__WORK REQUIRED__
In your copy, repeat the records exactly and leave out the pictures.

start DATASET CONTENT

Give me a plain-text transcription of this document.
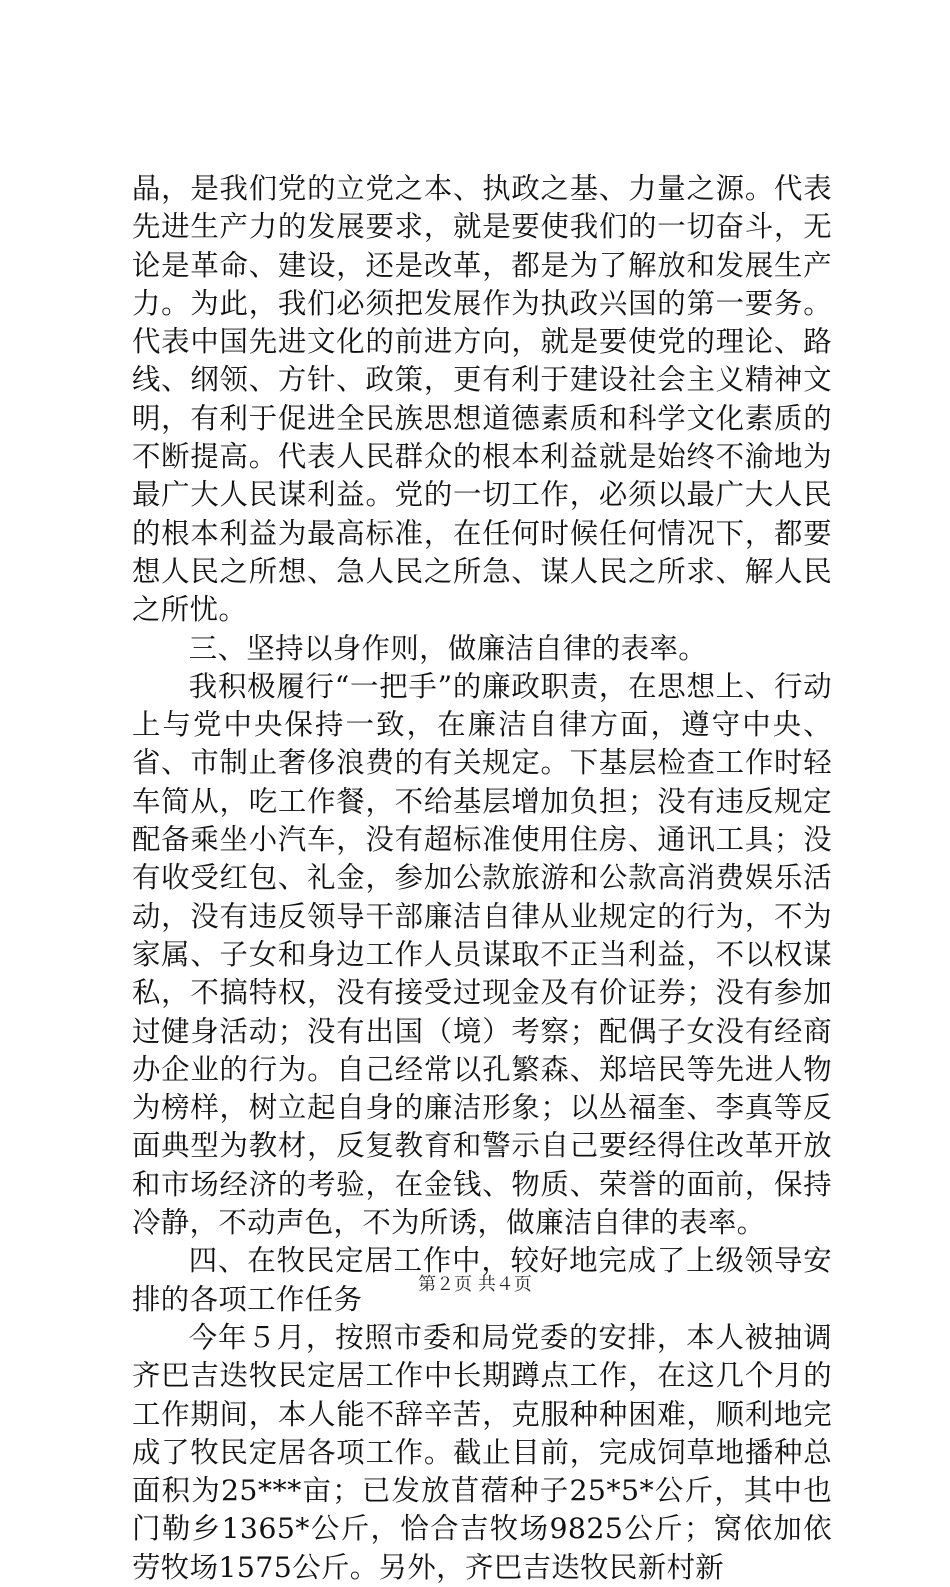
晶，是我们党的立党之本、执政之基、力量之源。代表先进生产力的发展要求，就是要使我们的一切奋斗，无论是革命、建设，还是改革，都是为了解放和发展生产力。为此，我们必须把发展作为执政兴国的第一要务。代表中国先进文化的前进方向，就是要使党的理论、路线、纲领、方针、政策，更有利于建设社会主义精神文明，有利于促进全民族思想道德素质和科学文化素质的不断提高。代表人民群众的根本利益就是始终不渝地为最广大人民谋利益。党的一切工作，必须以最广大人民的根本利益为最高标准，在任何时候任何情况下，都要想人民之所想、急人民之所急、谋人民之所求、解人民之所忧。

三、坚持以身作则，做廉洁自律的表率。

我积极履行“一把手”的廉政职责，在思想上、行动上与党中央保持一致，在廉洁自律方面，遵守中央、省、市制止奢侈浪费的有关规定。下基层检查工作时轻车简从，吃工作餐，不给基层增加负担；没有违反规定配备乘坐小汽车，没有超标准使用住房、通讯工具；没有收受红包、礼金，参加公款旅游和公款高消费娱乐活动，没有违反领导干部廉洁自律从业规定的行为，不为家属、子女和身边工作人员谋取不正当利益，不以权谋私，不搞特权，没有接受过现金及有价证券；没有参加过健身活动；没有出国（境）考察；配偶子女没有经商办企业的行为。自己经常以孔繁森、郑培民等先进人物为榜样，树立起自身的廉洁形象；以丛福奎、李真等反面典型为教材，反复教育和警示自己要经得住改革开放和市场经济的考验，在金钱、物质、荣誉的面前，保持冷静，不动声色，不为所诱，做廉洁自律的表率。

四、在牧民定居工作中，较好地完成了上级领导安排的各项工作任务

今年５月，按照市委和局党委的安排，本人被抽调齐巴吉迭牧民定居工作中长期蹲点工作，在这几个月的工作期间，本人能不辞辛苦，克服种种困难，顺利地完成了牧民定居各项工作。截止目前，完成饲草地播种总面积为25***亩；已发放苜蓿种子25*5*公斤，其中也门勒乡1365*公斤，恰合吉牧场9825公斤；窝依加依劳牧场1575公斤。另外，齐巴吉迭牧民新村新

第２页 共４页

end DATASET CONTENT

__IN RESPONSE__
Give me a plain-text transcription of this document.
晶，是我们党的立党之本、执政之基、力量之源。代表先进生产力的发展要求，就是要使我们的一切奋斗，无论是革命、建设，还是改革，都是为了解放和发展生产力。为此，我们必须把发展作为执政兴国的第一要务。代表中国先进文化的前进方向，就是要使党的理论、路线、纲领、方针、政策，更有利于建设社会主义精神文明，有利于促进全民族思想道德素质和科学文化素质的不断提高。代表人民群众的根本利益就是始终不渝地为最广大人民谋利益。党的一切工作，必须以最广大人民的根本利益为最高标准，在任何时候任何情况下，都要想人民之所想、急人民之所急、谋人民之所求、解人民之所忧。

三、坚持以身作则，做廉洁自律的表率。

我积极履行“一把手”的廉政职责，在思想上、行动上与党中央保持一致，在廉洁自律方面，遵守中央、省、市制止奢侈浪费的有关规定。下基层检查工作时轻车简从，吃工作餐，不给基层增加负担；没有违反规定配备乘坐小汽车，没有超标准使用住房、通讯工具；没有收受红包、礼金，参加公款旅游和公款高消费娱乐活动，没有违反领导干部廉洁自律从业规定的行为，不为家属、子女和身边工作人员谋取不正当利益，不以权谋私，不搞特权，没有接受过现金及有价证券；没有参加过健身活动；没有出国（境）考察；配偶子女没有经商办企业的行为。自己经常以孔繁森、郑培民等先进人物为榜样，树立起自身的廉洁形象；以丛福奎、李真等反面典型为教材，反复教育和警示自己要经得住改革开放和市场经济的考验，在金钱、物质、荣誉的面前，保持冷静，不动声色，不为所诱，做廉洁自律的表率。

四、在牧民定居工作中，较好地完成了上级领导安排的各项工作任务

今年５月，按照市委和局党委的安排，本人被抽调齐巴吉迭牧民定居工作中长期蹲点工作，在这几个月的工作期间，本人能不辞辛苦，克服种种困难，顺利地完成了牧民定居各项工作。截止目前，完成饲草地播种总面积为25***亩；已发放苜蓿种子25*5*公斤，其中也门勒乡1365*公斤，恰合吉牧场9825公斤；窝依加依劳牧场1575公斤。另外，齐巴吉迭牧民新村新

第２页 共４页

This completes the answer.